----- Input data

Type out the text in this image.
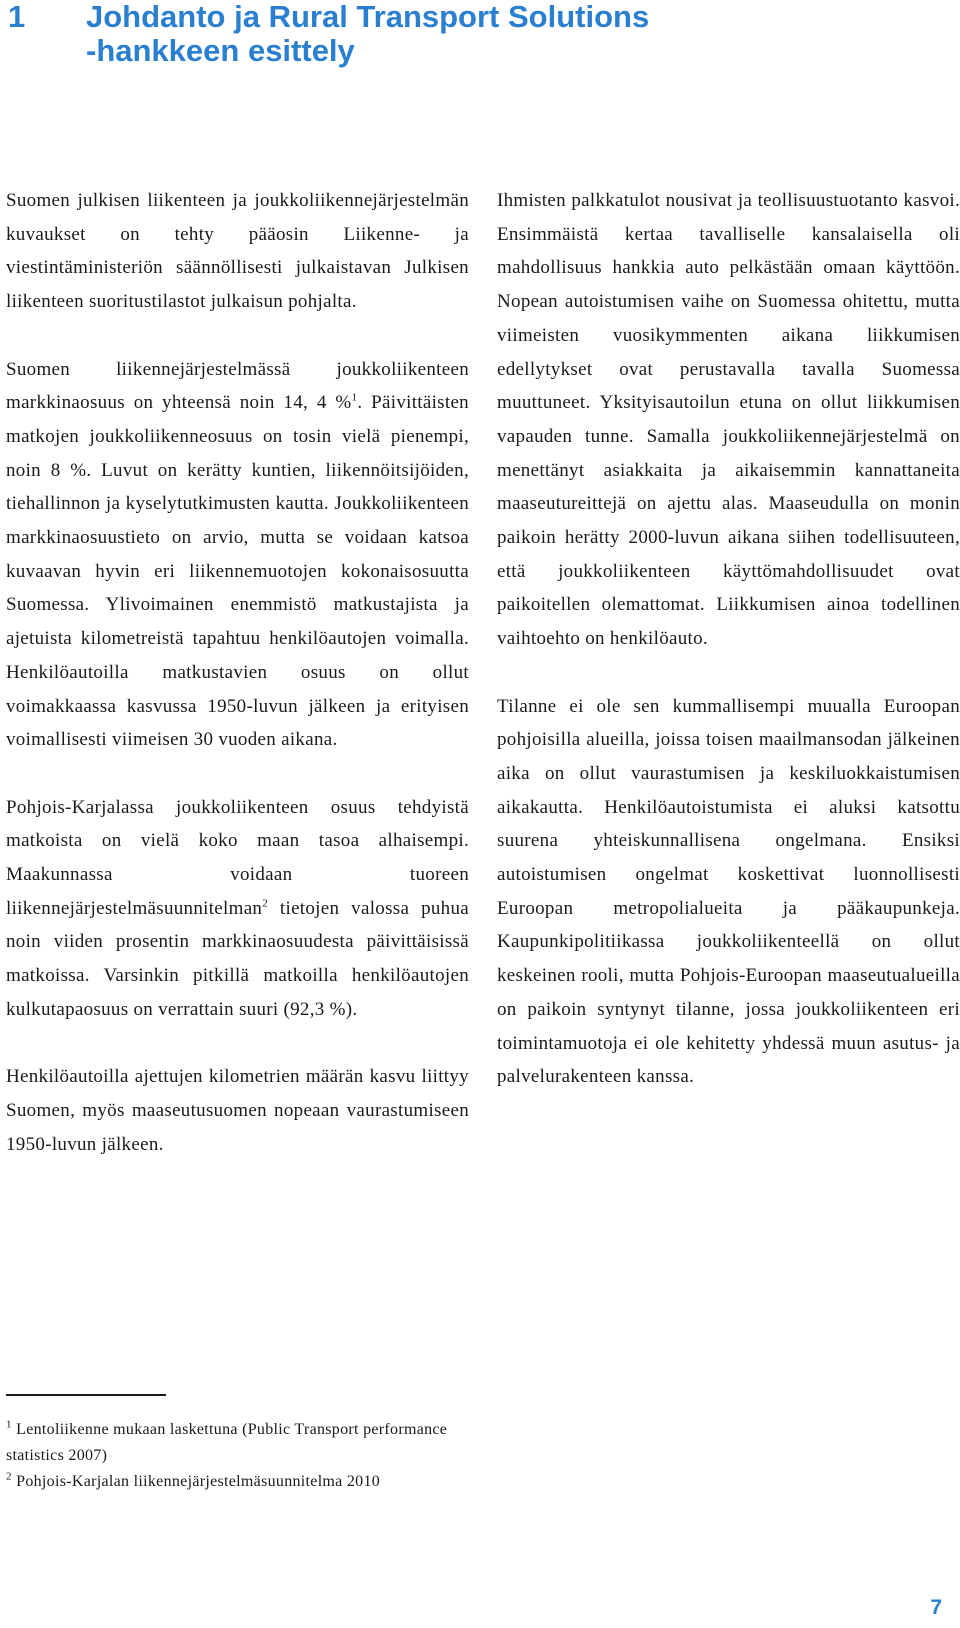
1 Johdanto ja Rural Transport Solutions
-hankkeen esittely

Suomen julkisen liikenteen ja joukkoliikennejärjestelmän kuvaukset on tehty pääosin Liikenne- ja viestintäministeriön säännöllisesti julkaistavan Julkisen liikenteen suoritustilastot julkaisun pohjalta.

Suomen liikennejärjestelmässä joukkoliikenteen markkinaosuus on yhteensä noin 14, 4 %$^1$. Päivittäisten matkojen joukkoliikenneosuus on tosin vielä pienempi, noin 8 %. Luvut on kerätty kuntien, liikennöitsijöiden, tiehallinnon ja kyselytutkimusten kautta. Joukkoliikenteen markkinaosuustieto on arvio, mutta se voidaan katsoa kuvaavan hyvin eri liikennemuotojen kokonaisosuutta Suomessa. Ylivoimainen enemmistö matkustajista ja ajetuista kilometreistä tapahtuu henkilöautojen voimalla. Henkilöautoilla matkustavien osuus on ollut voimakkaassa kasvussa 1950-luvun jälkeen ja erityisen voimallisesti viimeisen 30 vuoden aikana.

Pohjois-Karjalassa joukkoliikenteen osuus tehdyistä matkoista on vielä koko maan tasoa alhaisempi. Maakunnassa voidaan tuoreen liikennejärjestelmäsuunnitelman$^2$ tietojen valossa puhua noin viiden prosentin markkinaosuudesta päivittäisissä matkoissa. Varsinkin pitkillä matkoilla henkilöautojen kulkutapaosuus on verrattain suuri (92,3 %).

Henkilöautoilla ajettujen kilometrien määrän kasvu liittyy Suomen, myös maaseutusuomen nopeaan vaurastumiseen 1950-luvun jälkeen.

Ihmisten palkkatulot nousivat ja teollisuustuotanto kasvoi. Ensimmäistä kertaa tavalliselle kansalaisella oli mahdollisuus hankkia auto pelkästään omaan käyttöön. Nopean autoistumisen vaihe on Suomessa ohitettu, mutta viimeisten vuosikymmenten aikana liikkumisen edellytykset ovat perustavalla tavalla Suomessa muuttuneet. Yksityisautoilun etuna on ollut liikkumisen vapauden tunne. Samalla joukkoliikennejärjestelmä on menettänyt asiakkaita ja aikaisemmin kannattaneita maaseutureittejä on ajettu alas. Maaseudulla on monin paikoin herätty 2000-luvun aikana siihen todellisuuteen, että joukkoliikenteen käyttömahdollisuudet ovat paikoitellen olemattomat. Liikkumisen ainoa todellinen vaihtoehto on henkilöauto.

Tilanne ei ole sen kummallisempi muualla Euroopan pohjoisilla alueilla, joissa toisen maailmansodan jälkeinen aika on ollut vaurastumisen ja keskiluokkaistumisen aikakautta. Henkilöautoistumista ei aluksi katsottu suurena yhteiskunnallisena ongelmana. Ensiksi autoistumisen ongelmat koskettivat luonnollisesti Euroopan metropolialueita ja pääkaupunkeja. Kaupunkipolitiikassa joukkoliikenteellä on ollut keskeinen rooli, mutta Pohjois-Euroopan maaseutualueilla on paikoin syntynyt tilanne, jossa joukkoliikenteen eri toimintamuotoja ei ole kehitetty yhdessä muun asutus- ja palvelurakenteen kanssa.

$^1$ Lentoliikenne mukaan laskettuna (Public Transport performance statistics 2007)

$^2$ Pohjois-Karjalan liikennejärjestelmäsuunnitelma 2010

7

----------

Omit any images, then output the listing exactly.

* _The reply_:
Type out the text in this image.
1 Johdanto ja Rural Transport Solutions
-hankkeen esittely

Suomen julkisen liikenteen ja joukkoliikennejärjestelmän kuvaukset on tehty pääosin Liikenne- ja viestintäministeriön säännöllisesti julkaistavan Julkisen liikenteen suoritustilastot julkaisun pohjalta.

Suomen liikennejärjestelmässä joukkoliikenteen markkinaosuus on yhteensä noin 14, 4 %$^1$. Päivittäisten matkojen joukkoliikenneosuus on tosin vielä pienempi, noin 8 %. Luvut on kerätty kuntien, liikennöitsijöiden, tiehallinnon ja kyselytutkimusten kautta. Joukkoliikenteen markkinaosuustieto on arvio, mutta se voidaan katsoa kuvaavan hyvin eri liikennemuotojen kokonaisosuutta Suomessa. Ylivoimainen enemmistö matkustajista ja ajetuista kilometreistä tapahtuu henkilöautojen voimalla. Henkilöautoilla matkustavien osuus on ollut voimakkaassa kasvussa 1950-luvun jälkeen ja erityisen voimallisesti viimeisen 30 vuoden aikana.

Pohjois-Karjalassa joukkoliikenteen osuus tehdyistä matkoista on vielä koko maan tasoa alhaisempi. Maakunnassa voidaan tuoreen liikennejärjestelmäsuunnitelman$^2$ tietojen valossa puhua noin viiden prosentin markkinaosuudesta päivittäisissä matkoissa. Varsinkin pitkillä matkoilla henkilöautojen kulkutapaosuus on verrattain suuri (92,3 %).

Henkilöautoilla ajettujen kilometrien määrän kasvu liittyy Suomen, myös maaseutusuomen nopeaan vaurastumiseen 1950-luvun jälkeen.

Ihmisten palkkatulot nousivat ja teollisuustuotanto kasvoi. Ensimmäistä kertaa tavalliselle kansalaisella oli mahdollisuus hankkia auto pelkästään omaan käyttöön. Nopean autoistumisen vaihe on Suomessa ohitettu, mutta viimeisten vuosikymmenten aikana liikkumisen edellytykset ovat perustavalla tavalla Suomessa muuttuneet. Yksityisautoilun etuna on ollut liikkumisen vapauden tunne. Samalla joukkoliikennejärjestelmä on menettänyt asiakkaita ja aikaisemmin kannattaneita maaseutureittejä on ajettu alas. Maaseudulla on monin paikoin herätty 2000-luvun aikana siihen todellisuuteen, että joukkoliikenteen käyttömahdollisuudet ovat paikoitellen olemattomat. Liikkumisen ainoa todellinen vaihtoehto on henkilöauto.

Tilanne ei ole sen kummallisempi muualla Euroopan pohjoisilla alueilla, joissa toisen maailmansodan jälkeinen aika on ollut vaurastumisen ja keskiluokkaistumisen aikakautta. Henkilöautoistumista ei aluksi katsottu suurena yhteiskunnallisena ongelmana. Ensiksi autoistumisen ongelmat koskettivat luonnollisesti Euroopan metropolialueita ja pääkaupunkeja. Kaupunkipolitiikassa joukkoliikenteellä on ollut keskeinen rooli, mutta Pohjois-Euroopan maaseutualueilla on paikoin syntynyt tilanne, jossa joukkoliikenteen eri toimintamuotoja ei ole kehitetty yhdessä muun asutus- ja palvelurakenteen kanssa.

$^1$ Lentoliikenne mukaan laskettuna (Public Transport performance statistics 2007)

$^2$ Pohjois-Karjalan liikennejärjestelmäsuunnitelma 2010

7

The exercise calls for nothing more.